# [Task details]
Your task is to count the lines of the entries below that include the word "this" and to give only the resulting number.

# [Data shown]
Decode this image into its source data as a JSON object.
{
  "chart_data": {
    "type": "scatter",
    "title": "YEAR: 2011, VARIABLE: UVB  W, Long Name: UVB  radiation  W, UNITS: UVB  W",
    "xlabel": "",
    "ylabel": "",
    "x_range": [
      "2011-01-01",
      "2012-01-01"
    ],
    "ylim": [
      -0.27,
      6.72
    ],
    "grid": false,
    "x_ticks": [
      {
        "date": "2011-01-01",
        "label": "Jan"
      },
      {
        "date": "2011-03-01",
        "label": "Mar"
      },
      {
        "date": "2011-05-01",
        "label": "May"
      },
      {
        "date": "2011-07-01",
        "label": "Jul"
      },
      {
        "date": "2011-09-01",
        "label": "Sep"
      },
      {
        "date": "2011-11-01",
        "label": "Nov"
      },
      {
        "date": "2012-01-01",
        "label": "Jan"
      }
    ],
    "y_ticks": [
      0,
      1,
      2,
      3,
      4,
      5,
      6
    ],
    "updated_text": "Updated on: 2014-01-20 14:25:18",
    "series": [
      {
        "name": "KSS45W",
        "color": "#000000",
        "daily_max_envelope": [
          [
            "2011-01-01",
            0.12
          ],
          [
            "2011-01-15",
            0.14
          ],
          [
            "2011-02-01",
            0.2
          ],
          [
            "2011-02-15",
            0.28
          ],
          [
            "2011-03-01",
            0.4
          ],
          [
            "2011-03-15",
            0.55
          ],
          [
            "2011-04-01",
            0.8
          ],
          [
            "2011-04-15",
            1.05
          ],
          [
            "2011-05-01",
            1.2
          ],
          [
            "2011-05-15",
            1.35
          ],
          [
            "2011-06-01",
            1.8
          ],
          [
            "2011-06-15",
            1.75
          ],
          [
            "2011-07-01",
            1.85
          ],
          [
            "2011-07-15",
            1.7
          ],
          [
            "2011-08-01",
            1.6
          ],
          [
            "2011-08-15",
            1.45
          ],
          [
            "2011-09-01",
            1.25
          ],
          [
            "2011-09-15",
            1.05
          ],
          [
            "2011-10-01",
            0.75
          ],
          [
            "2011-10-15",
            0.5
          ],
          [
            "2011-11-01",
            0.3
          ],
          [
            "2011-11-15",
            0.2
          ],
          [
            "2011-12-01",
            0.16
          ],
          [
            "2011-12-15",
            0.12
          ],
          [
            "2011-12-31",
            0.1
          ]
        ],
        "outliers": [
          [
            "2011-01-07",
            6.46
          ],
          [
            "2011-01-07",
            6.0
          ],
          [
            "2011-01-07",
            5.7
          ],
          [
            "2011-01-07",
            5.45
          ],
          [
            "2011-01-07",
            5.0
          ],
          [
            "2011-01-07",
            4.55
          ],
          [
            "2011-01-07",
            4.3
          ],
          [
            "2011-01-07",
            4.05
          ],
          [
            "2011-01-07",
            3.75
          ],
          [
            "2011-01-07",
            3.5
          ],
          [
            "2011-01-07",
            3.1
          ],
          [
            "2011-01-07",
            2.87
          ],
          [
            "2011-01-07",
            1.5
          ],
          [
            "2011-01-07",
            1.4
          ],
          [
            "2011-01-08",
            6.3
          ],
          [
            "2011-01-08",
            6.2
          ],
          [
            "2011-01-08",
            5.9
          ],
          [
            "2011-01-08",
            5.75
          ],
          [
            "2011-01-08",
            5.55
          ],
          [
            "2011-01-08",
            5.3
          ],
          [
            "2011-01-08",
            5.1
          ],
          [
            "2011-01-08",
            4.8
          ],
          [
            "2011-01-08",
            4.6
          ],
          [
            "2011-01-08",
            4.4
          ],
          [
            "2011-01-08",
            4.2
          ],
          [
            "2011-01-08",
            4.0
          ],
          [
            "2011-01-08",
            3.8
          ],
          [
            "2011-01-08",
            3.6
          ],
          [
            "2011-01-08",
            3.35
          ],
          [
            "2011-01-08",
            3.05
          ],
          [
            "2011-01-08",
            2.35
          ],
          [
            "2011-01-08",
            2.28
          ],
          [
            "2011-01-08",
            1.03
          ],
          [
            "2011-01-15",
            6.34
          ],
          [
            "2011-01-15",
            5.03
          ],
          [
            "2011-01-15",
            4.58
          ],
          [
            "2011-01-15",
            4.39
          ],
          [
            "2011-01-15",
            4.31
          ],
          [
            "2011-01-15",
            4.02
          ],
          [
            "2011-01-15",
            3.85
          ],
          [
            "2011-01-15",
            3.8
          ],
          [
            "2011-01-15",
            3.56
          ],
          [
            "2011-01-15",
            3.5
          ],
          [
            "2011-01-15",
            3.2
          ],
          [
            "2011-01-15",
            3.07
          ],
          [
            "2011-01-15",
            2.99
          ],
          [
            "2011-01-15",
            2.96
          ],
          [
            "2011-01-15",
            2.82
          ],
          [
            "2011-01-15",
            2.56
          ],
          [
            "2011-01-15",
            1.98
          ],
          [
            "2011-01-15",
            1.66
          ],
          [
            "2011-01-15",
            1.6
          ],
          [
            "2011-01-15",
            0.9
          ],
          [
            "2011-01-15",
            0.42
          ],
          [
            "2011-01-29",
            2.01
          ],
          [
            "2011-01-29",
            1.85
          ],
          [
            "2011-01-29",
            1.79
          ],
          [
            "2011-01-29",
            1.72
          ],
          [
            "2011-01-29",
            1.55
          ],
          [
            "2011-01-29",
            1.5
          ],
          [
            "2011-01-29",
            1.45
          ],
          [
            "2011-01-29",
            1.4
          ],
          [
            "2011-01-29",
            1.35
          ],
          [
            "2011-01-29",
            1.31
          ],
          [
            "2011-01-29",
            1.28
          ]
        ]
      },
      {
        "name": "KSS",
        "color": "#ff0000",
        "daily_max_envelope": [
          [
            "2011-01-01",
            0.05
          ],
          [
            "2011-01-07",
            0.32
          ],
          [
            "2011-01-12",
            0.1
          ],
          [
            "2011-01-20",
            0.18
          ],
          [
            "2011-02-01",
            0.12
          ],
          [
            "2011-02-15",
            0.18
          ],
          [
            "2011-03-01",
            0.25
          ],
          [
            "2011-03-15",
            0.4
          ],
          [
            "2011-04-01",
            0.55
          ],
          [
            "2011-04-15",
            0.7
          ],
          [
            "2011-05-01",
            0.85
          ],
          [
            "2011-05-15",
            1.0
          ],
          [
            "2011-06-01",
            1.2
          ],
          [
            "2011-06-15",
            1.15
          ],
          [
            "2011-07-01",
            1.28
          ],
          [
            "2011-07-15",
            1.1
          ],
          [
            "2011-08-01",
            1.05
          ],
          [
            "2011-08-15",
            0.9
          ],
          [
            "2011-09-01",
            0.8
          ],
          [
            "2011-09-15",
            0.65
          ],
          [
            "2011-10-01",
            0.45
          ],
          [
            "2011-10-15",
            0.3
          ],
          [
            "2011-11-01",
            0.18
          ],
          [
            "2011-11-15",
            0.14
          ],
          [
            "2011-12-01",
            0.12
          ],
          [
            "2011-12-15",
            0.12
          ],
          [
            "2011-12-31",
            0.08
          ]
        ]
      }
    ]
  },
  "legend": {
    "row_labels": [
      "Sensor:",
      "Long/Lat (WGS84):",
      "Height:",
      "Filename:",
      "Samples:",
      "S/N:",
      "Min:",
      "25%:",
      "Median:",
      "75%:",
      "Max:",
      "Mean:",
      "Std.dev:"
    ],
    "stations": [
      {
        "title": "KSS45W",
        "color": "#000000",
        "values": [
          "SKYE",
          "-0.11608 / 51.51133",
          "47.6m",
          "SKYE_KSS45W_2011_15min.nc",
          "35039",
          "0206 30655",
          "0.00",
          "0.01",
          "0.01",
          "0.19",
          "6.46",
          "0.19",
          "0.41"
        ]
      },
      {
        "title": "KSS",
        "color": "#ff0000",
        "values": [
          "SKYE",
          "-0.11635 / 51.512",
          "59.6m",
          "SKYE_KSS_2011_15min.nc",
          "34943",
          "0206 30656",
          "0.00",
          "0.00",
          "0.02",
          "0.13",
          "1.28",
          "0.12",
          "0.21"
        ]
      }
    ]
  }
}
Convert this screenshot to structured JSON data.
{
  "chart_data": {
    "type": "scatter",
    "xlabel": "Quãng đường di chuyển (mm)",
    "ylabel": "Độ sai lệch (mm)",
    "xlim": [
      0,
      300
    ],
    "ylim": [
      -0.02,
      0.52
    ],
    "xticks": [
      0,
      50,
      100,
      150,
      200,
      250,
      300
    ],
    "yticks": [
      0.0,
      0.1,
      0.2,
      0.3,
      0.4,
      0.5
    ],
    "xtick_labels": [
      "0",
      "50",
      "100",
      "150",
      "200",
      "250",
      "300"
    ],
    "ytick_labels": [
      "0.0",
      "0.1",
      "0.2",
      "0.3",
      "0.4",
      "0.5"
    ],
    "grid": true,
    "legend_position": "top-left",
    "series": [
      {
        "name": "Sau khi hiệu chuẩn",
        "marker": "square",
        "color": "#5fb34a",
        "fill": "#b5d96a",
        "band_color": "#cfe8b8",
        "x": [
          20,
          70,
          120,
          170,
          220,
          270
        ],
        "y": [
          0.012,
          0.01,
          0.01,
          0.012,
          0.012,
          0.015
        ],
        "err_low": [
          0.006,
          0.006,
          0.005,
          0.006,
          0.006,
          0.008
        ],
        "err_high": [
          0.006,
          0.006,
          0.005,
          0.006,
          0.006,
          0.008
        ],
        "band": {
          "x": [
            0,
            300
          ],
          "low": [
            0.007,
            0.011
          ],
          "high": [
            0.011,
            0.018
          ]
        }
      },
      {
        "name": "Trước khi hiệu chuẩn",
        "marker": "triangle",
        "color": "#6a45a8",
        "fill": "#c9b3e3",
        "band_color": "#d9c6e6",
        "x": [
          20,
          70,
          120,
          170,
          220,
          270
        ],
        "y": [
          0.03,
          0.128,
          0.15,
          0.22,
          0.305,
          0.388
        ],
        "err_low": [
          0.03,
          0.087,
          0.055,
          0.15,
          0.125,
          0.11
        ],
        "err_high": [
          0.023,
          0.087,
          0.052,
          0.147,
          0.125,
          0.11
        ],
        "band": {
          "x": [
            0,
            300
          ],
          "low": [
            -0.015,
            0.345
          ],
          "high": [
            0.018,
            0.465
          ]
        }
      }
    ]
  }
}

# [Complete output]
2